Task instructions
Select each line where the word "Nykytilanne" appears.

--- Supplied records ---

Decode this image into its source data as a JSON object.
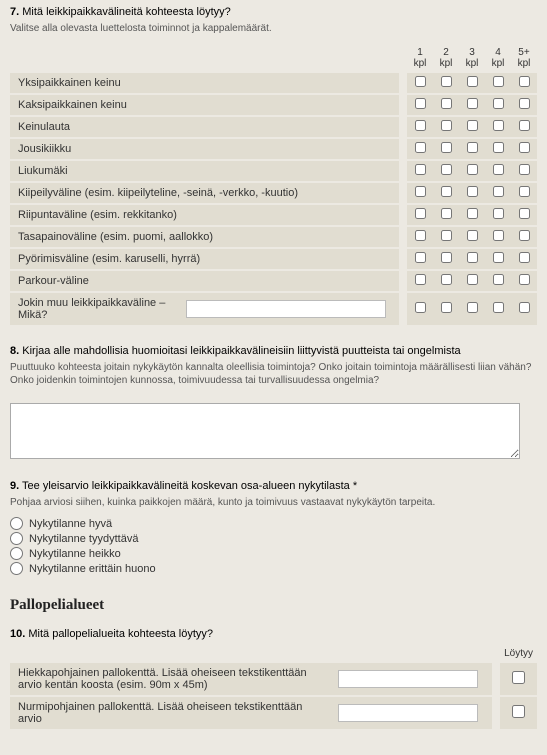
{
  "q7": {
    "number": "7.",
    "title": "Mitä leikkipaikkavälineitä kohteesta löytyy?",
    "hint": "Valitse alla olevasta luettelosta toiminnot ja kappalemäärät.",
    "columns": [
      "1\nkpl",
      "2\nkpl",
      "3\nkpl",
      "4\nkpl",
      "5+\nkpl"
    ],
    "rows": [
      "Yksipaikkainen keinu",
      "Kaksipaikkainen keinu",
      "Keinulauta",
      "Jousikiikku",
      "Liukumäki",
      "Kiipeilyväline (esim. kiipeilyteline, -seinä, -verkko, -kuutio)",
      "Riipuntaväline (esim. rekkitanko)",
      "Tasapainoväline (esim. puomi, aallokko)",
      "Pyörimisväline (esim. karuselli, hyrrä)",
      "Parkour-väline"
    ],
    "other_row_label": "Jokin muu leikkipaikkaväline – Mikä?",
    "other_value": ""
  },
  "q8": {
    "number": "8.",
    "title": "Kirjaa alle mahdollisia huomioitasi leikkipaikkavälineisiin liittyvistä puutteista tai ongelmista",
    "hint": "Puuttuuko kohteesta joitain nykykäytön kannalta oleellisia toimintoja? Onko joitain toimintoja määrällisesti liian vähän? Onko joidenkin toimintojen kunnossa, toimivuudessa tai turvallisuudessa ongelmia?",
    "value": ""
  },
  "q9": {
    "number": "9.",
    "title": "Tee yleisarvio leikkipaikkavälineitä koskevan osa-alueen nykytilasta",
    "required_marker": "*",
    "hint": "Pohjaa arviosi siihen, kuinka paikkojen määrä, kunto ja toimivuus vastaavat nykykäytön tarpeita.",
    "options": [
      "Nykytilanne hyvä",
      "Nykytilanne tyydyttävä",
      "Nykytilanne heikko",
      "Nykytilanne erittäin huono"
    ]
  },
  "section_ball": "Pallopelialueet",
  "q10": {
    "number": "10.",
    "title": "Mitä pallopelialueita kohteesta löytyy?",
    "col": "Löytyy",
    "rows": [
      "Hiekkapohjainen pallokenttä. Lisää oheiseen tekstikenttään arvio kentän koosta (esim. 90m x 45m)",
      "Nurmipohjainen pallokenttä. Lisää oheiseen tekstikenttään arvio"
    ],
    "values": [
      "",
      ""
    ]
  }
}
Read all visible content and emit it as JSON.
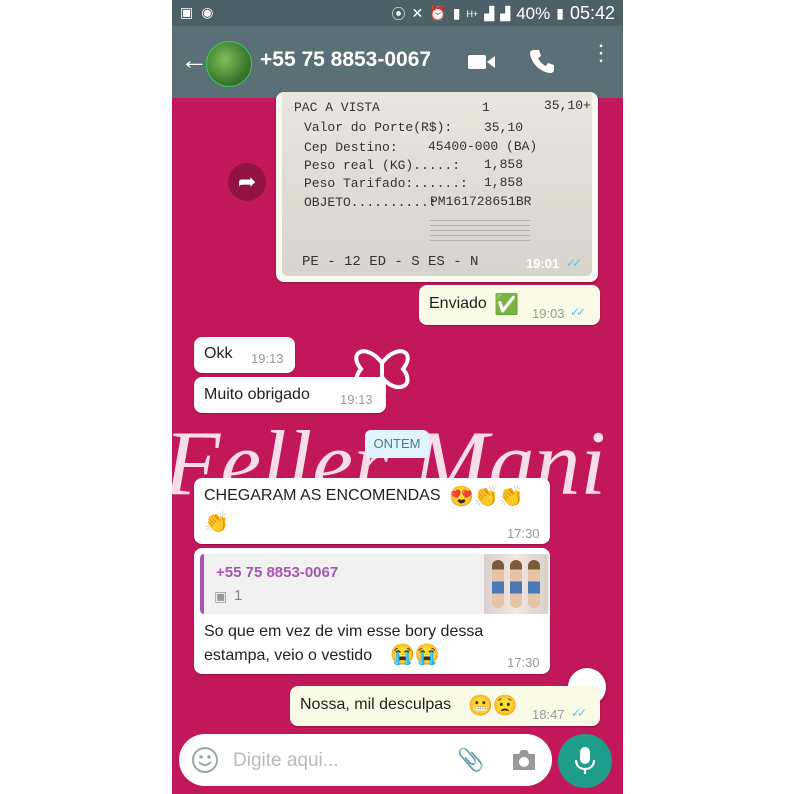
{
  "status_bar": {
    "battery": "40%",
    "time": "05:42",
    "network": "H+"
  },
  "header": {
    "contact_name": "+55 75 8853-0067"
  },
  "background": {
    "brand_text": "Feller Mani"
  },
  "receipt": {
    "lines": [
      {
        "label": "PAC A VISTA",
        "qty": "1",
        "value": "35,10+"
      },
      {
        "label": "Valor do Porte(R$):",
        "value": "35,10"
      },
      {
        "label": "Cep Destino:",
        "value": "45400-000 (BA)"
      },
      {
        "label": "Peso real (KG).....:",
        "value": "1,858"
      },
      {
        "label": "Peso Tarifado:......:",
        "value": "1,858"
      },
      {
        "label": "OBJETO..........:",
        "value": "PM161728651BR"
      }
    ],
    "footer": "PE - 12  ED - S  ES - N",
    "time": "19:01"
  },
  "messages": [
    {
      "id": "m1",
      "direction": "out",
      "text": "Enviado",
      "emoji": "✅",
      "time": "19:03"
    },
    {
      "id": "m2",
      "direction": "in",
      "text": "Okk",
      "time": "19:13"
    },
    {
      "id": "m3",
      "direction": "in",
      "text": "Muito obrigado",
      "time": "19:13"
    },
    {
      "id": "m4",
      "direction": "in",
      "text": "CHEGARAM AS ENCOMENDAS",
      "emoji": "😍👏👏👏",
      "time": "17:30"
    },
    {
      "id": "m5",
      "direction": "in",
      "quote_author": "+55 75 8853-0067",
      "quote_photo_count": "1",
      "text": "So que em vez de vim esse bory dessa estampa, veio o vestido",
      "emoji": "😭😭",
      "time": "17:30"
    },
    {
      "id": "m6",
      "direction": "out",
      "text": "Nossa, mil desculpas",
      "emoji": "😬😟",
      "time": "18:47"
    }
  ],
  "date_divider": "ONTEM",
  "composer": {
    "placeholder": "Digite aqui..."
  },
  "colors": {
    "chat_background": "#c2185b",
    "app_bar": "#5a6f76",
    "outgoing_bubble": "#dcf8c6",
    "read_ticks": "#4fc3f7",
    "mic_button": "#1e9d8b"
  }
}
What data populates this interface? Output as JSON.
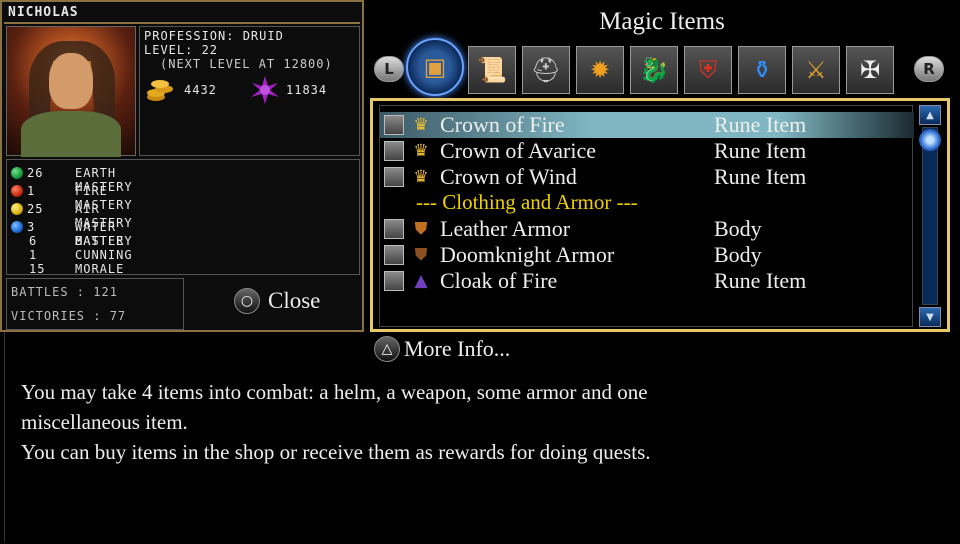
{
  "character": {
    "name": "NICHOLAS",
    "profession": "PROFESSION: DRUID",
    "level": "LEVEL: 22",
    "next_level": "(NEXT LEVEL AT 12800)",
    "gold": "4432",
    "crystals": "11834",
    "masteries": [
      {
        "value": "26",
        "label": "EARTH MASTERY",
        "orb": "#1a9a3a"
      },
      {
        "value": "1",
        "label": "FIRE MASTERY",
        "orb": "#c22a10"
      },
      {
        "value": "25",
        "label": "AIR MASTERY",
        "orb": "#d8b010"
      },
      {
        "value": "3",
        "label": "WATER MASTERY",
        "orb": "#1a6ad8"
      },
      {
        "value": "6",
        "label": "BATTLE"
      },
      {
        "value": "1",
        "label": "CUNNING"
      },
      {
        "value": "15",
        "label": "MORALE"
      }
    ],
    "battles": "BATTLES : 121",
    "victories": "VICTORIES : 77",
    "close_label": "Close"
  },
  "items_panel": {
    "title": "Magic Items",
    "l_button": "L",
    "r_button": "R",
    "tabs": [
      {
        "icon": "treasure-chest-icon",
        "glyph": "▣",
        "active": true
      },
      {
        "icon": "scroll-icon",
        "glyph": "📜"
      },
      {
        "icon": "helmet-icon",
        "glyph": "⛑"
      },
      {
        "icon": "sun-amulet-icon",
        "glyph": "✹"
      },
      {
        "icon": "dragon-icon",
        "glyph": "🐉"
      },
      {
        "icon": "shield-icon",
        "glyph": "⛨"
      },
      {
        "icon": "potion-icon",
        "glyph": "⚱"
      },
      {
        "icon": "flail-icon",
        "glyph": "⚔"
      },
      {
        "icon": "cross-icon",
        "glyph": "✠"
      }
    ],
    "rows": [
      {
        "kind": "item",
        "name": "Crown of Fire",
        "type": "Rune Item",
        "icon": "crown-icon",
        "glyph": "♛",
        "selected": true
      },
      {
        "kind": "item",
        "name": "Crown of Avarice",
        "type": "Rune Item",
        "icon": "crown-icon",
        "glyph": "♛"
      },
      {
        "kind": "item",
        "name": "Crown of Wind",
        "type": "Rune Item",
        "icon": "crown-icon",
        "glyph": "♛"
      },
      {
        "kind": "header",
        "label": "--- Clothing and Armor ---"
      },
      {
        "kind": "item",
        "name": "Leather Armor",
        "type": "Body",
        "icon": "armor-icon",
        "glyph": "⛊"
      },
      {
        "kind": "item",
        "name": "Doomknight Armor",
        "type": "Body",
        "icon": "armor-icon",
        "glyph": "⛊"
      },
      {
        "kind": "item",
        "name": "Cloak of Fire",
        "type": "Rune Item",
        "icon": "cloak-icon",
        "glyph": "▲"
      }
    ],
    "more_info_label": "More Info...",
    "more_info_button_glyph": "△",
    "close_button_glyph": "○"
  },
  "description": [
    "You may take 4 items into combat: a helm, a weapon, some armor and one",
    "miscellaneous item.",
    "You can buy items in the shop or receive them as rewards for doing quests."
  ]
}
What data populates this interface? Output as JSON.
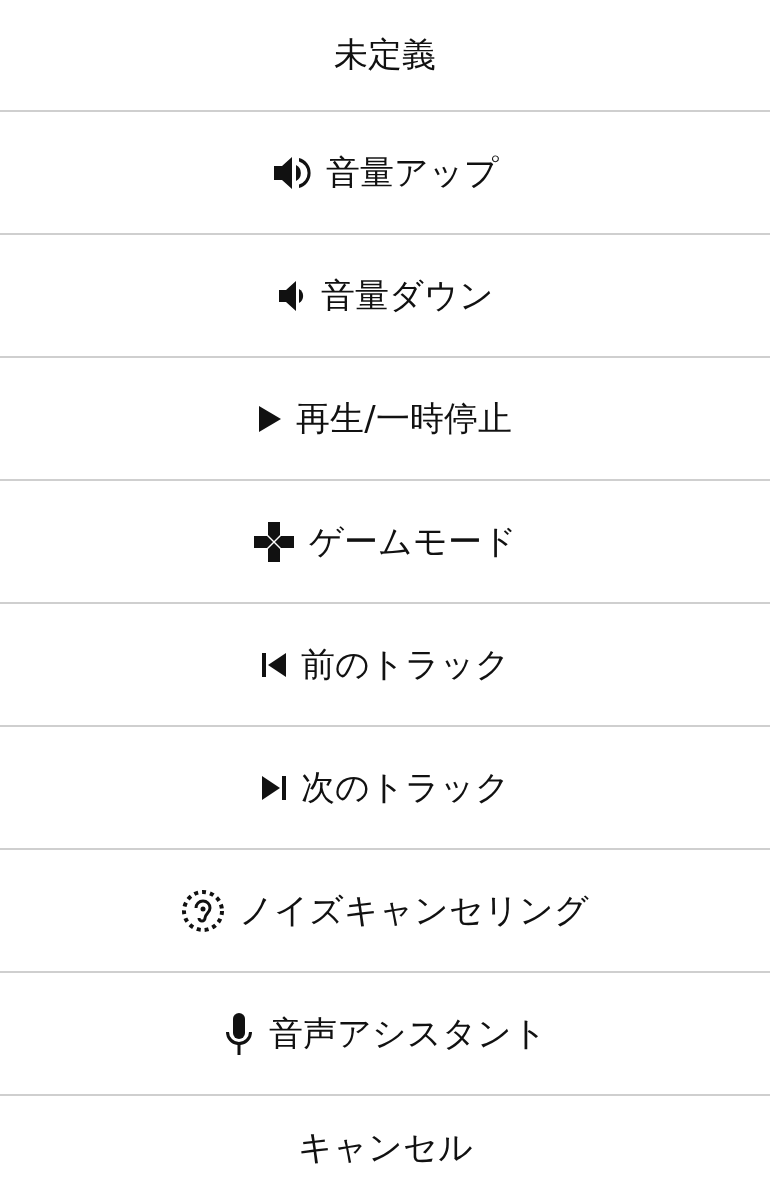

---

Output of the exercise
      "Nykytilanne hyvä",
      "Nykytilanne tyydyttävä",
      "Nykytilanne heikko",
      "Nykytilanne erittäin huono"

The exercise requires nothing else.